:: Requirement ::
In the entries below, find each line with the word "University" and return it.

:: Records supplied ::
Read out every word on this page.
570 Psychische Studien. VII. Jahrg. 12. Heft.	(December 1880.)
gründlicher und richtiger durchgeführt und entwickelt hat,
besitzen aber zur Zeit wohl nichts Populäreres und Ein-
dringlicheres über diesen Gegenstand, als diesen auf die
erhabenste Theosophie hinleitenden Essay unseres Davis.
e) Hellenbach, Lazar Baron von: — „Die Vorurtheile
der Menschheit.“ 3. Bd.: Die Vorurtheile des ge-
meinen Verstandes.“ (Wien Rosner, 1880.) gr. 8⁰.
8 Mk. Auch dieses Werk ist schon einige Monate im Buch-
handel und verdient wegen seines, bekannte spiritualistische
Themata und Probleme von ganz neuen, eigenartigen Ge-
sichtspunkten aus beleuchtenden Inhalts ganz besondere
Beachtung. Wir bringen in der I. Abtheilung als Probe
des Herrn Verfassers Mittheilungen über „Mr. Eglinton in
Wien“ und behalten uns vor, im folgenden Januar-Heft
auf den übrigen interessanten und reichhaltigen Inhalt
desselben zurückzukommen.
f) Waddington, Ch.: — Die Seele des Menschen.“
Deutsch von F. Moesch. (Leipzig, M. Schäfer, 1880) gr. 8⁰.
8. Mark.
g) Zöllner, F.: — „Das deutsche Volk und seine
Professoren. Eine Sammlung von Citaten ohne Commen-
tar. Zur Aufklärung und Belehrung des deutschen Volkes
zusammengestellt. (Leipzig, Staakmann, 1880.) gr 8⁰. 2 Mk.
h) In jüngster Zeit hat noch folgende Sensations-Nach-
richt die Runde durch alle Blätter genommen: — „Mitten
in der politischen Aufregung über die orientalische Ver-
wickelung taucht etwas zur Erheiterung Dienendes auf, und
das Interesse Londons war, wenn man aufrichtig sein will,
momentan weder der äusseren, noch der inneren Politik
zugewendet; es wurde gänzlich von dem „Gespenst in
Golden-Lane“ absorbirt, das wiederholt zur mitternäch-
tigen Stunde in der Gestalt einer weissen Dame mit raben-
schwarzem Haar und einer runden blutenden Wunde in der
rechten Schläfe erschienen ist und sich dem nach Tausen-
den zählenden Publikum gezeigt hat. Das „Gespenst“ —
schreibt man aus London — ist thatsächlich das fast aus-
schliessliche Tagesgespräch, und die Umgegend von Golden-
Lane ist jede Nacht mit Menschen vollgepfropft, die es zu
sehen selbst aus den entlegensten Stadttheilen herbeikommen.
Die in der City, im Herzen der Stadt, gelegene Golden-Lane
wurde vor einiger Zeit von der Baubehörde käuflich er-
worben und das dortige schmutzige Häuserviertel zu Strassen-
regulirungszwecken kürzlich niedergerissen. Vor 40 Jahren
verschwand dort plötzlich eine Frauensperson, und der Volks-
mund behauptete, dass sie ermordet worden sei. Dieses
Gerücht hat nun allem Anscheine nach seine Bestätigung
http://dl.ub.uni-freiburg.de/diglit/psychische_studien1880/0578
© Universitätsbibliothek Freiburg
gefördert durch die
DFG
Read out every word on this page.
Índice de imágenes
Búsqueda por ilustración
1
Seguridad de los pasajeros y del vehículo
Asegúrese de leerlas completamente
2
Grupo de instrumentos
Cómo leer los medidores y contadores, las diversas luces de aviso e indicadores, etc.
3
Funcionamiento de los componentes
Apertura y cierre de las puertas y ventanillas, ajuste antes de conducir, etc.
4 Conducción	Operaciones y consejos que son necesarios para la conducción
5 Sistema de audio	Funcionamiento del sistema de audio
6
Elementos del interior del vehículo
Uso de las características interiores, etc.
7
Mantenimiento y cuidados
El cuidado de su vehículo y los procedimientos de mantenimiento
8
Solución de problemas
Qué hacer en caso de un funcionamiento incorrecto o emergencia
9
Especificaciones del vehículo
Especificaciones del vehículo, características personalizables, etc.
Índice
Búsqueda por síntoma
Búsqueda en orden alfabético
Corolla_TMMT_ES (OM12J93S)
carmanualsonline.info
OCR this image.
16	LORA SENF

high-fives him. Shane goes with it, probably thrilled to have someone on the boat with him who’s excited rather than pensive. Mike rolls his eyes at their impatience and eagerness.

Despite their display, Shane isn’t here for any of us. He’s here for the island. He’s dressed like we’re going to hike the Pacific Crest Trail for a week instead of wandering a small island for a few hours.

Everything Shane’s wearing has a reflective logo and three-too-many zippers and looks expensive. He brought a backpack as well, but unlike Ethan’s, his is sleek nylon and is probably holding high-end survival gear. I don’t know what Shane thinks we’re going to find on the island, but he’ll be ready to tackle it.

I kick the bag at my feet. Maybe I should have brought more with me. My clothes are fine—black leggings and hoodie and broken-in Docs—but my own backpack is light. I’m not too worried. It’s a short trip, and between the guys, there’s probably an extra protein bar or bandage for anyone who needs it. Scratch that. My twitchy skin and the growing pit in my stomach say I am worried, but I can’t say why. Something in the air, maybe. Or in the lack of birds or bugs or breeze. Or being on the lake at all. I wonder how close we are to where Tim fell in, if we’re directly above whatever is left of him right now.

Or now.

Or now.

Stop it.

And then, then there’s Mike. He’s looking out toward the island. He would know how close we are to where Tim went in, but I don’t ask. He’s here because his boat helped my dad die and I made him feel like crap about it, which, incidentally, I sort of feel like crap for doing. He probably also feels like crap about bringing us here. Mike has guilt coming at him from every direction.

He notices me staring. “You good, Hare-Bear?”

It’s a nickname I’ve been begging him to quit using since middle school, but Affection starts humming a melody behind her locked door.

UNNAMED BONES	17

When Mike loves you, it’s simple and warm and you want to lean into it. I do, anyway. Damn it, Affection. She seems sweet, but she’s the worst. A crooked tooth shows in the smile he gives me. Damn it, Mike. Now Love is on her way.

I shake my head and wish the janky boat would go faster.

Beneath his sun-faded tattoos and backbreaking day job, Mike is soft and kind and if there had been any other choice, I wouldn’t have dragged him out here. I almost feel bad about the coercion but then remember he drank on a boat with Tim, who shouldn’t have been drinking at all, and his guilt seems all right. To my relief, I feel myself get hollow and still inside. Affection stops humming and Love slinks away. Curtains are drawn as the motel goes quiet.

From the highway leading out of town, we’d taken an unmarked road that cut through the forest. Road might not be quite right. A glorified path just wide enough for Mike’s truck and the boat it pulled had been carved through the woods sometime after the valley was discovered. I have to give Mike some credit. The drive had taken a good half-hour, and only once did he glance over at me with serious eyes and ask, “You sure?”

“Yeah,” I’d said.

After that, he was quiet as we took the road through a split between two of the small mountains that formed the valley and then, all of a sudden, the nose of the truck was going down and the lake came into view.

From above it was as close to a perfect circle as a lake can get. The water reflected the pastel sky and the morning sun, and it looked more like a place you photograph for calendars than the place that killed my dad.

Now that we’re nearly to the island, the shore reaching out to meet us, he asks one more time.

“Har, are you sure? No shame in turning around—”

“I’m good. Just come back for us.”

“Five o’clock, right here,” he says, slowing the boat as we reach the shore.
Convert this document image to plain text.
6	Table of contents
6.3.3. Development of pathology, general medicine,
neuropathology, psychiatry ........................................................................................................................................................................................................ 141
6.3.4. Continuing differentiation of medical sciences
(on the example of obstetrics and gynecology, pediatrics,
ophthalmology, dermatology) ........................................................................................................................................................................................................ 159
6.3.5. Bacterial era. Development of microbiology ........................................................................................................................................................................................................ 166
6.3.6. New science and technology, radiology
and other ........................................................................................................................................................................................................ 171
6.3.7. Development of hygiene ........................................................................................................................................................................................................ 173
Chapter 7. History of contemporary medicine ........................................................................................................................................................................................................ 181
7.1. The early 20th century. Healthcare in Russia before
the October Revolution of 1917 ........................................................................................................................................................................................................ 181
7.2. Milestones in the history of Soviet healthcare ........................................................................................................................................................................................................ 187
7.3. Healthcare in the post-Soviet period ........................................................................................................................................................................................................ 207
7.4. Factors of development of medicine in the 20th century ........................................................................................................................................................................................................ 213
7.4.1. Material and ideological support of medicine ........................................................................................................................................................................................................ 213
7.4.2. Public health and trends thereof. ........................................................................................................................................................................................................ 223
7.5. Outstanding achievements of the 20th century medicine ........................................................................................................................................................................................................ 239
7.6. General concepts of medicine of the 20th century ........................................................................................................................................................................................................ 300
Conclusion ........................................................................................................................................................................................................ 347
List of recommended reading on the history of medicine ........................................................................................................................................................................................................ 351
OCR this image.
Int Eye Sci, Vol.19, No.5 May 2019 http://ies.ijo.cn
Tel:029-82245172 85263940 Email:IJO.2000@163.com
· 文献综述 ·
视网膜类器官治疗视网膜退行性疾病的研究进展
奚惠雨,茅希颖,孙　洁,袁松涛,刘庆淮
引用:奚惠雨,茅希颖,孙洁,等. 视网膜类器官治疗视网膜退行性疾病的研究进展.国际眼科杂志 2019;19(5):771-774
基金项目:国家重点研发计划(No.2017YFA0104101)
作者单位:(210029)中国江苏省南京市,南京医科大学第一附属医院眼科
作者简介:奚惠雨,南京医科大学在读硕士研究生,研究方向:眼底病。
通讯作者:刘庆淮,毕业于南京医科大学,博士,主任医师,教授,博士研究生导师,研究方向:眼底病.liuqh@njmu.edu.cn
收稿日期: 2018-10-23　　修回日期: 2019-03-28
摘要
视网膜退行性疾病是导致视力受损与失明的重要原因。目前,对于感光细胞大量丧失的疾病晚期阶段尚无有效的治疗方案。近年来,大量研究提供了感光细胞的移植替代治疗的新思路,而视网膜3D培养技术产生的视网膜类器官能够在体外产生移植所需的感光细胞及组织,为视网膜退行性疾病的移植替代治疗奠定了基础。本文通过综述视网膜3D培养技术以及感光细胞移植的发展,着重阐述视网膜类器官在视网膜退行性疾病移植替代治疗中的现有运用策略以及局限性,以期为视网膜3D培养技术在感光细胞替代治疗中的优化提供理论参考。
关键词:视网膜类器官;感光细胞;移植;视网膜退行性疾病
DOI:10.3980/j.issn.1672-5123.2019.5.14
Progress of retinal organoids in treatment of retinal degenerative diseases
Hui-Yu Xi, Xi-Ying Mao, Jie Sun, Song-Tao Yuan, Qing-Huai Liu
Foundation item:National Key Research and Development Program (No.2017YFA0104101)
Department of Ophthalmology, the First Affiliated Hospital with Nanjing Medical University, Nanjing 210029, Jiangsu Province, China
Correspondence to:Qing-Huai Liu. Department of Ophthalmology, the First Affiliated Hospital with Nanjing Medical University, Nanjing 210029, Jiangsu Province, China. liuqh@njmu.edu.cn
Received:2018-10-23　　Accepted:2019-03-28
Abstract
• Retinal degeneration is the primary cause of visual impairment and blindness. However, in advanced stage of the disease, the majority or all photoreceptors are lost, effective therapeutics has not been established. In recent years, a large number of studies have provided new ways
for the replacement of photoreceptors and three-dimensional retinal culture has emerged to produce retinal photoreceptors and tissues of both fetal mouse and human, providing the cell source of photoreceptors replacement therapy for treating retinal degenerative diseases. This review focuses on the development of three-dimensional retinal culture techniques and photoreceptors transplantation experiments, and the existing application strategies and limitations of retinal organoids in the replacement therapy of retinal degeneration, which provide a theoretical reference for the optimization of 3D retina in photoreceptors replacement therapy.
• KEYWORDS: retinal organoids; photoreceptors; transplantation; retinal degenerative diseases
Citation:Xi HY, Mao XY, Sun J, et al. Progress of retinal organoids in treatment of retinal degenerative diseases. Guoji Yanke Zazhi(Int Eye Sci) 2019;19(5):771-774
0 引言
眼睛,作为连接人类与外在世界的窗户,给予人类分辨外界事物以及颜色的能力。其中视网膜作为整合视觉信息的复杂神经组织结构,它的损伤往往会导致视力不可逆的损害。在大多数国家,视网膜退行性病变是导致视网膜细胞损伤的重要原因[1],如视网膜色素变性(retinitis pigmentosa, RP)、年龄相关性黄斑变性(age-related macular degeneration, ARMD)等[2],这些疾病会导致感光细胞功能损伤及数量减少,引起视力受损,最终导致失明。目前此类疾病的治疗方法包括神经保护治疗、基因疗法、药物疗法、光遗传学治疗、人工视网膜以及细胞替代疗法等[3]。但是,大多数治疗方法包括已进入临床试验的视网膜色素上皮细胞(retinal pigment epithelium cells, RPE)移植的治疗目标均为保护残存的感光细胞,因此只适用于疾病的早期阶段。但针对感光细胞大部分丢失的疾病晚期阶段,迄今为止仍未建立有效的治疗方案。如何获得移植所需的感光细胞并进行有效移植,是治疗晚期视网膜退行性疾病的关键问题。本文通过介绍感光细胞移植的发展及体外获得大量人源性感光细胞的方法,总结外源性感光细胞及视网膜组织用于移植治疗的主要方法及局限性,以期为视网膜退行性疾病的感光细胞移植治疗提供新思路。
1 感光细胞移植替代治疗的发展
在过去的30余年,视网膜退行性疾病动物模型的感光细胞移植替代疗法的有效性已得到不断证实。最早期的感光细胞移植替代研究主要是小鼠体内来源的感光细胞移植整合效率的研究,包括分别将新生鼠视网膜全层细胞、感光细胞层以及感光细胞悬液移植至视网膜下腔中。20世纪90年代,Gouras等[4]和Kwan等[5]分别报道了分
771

:: Response below ::
Department of Ophthalmology, the First Affiliated Hospital with Nanjing Medical University, Nanjing 210029, Jiangsu Province, China
Correspondence to:Qing-Huai Liu. Department of Ophthalmology, the First Affiliated Hospital with Nanjing Medical University, Nanjing 210029, Jiangsu Province, China. liuqh@njmu.edu.cn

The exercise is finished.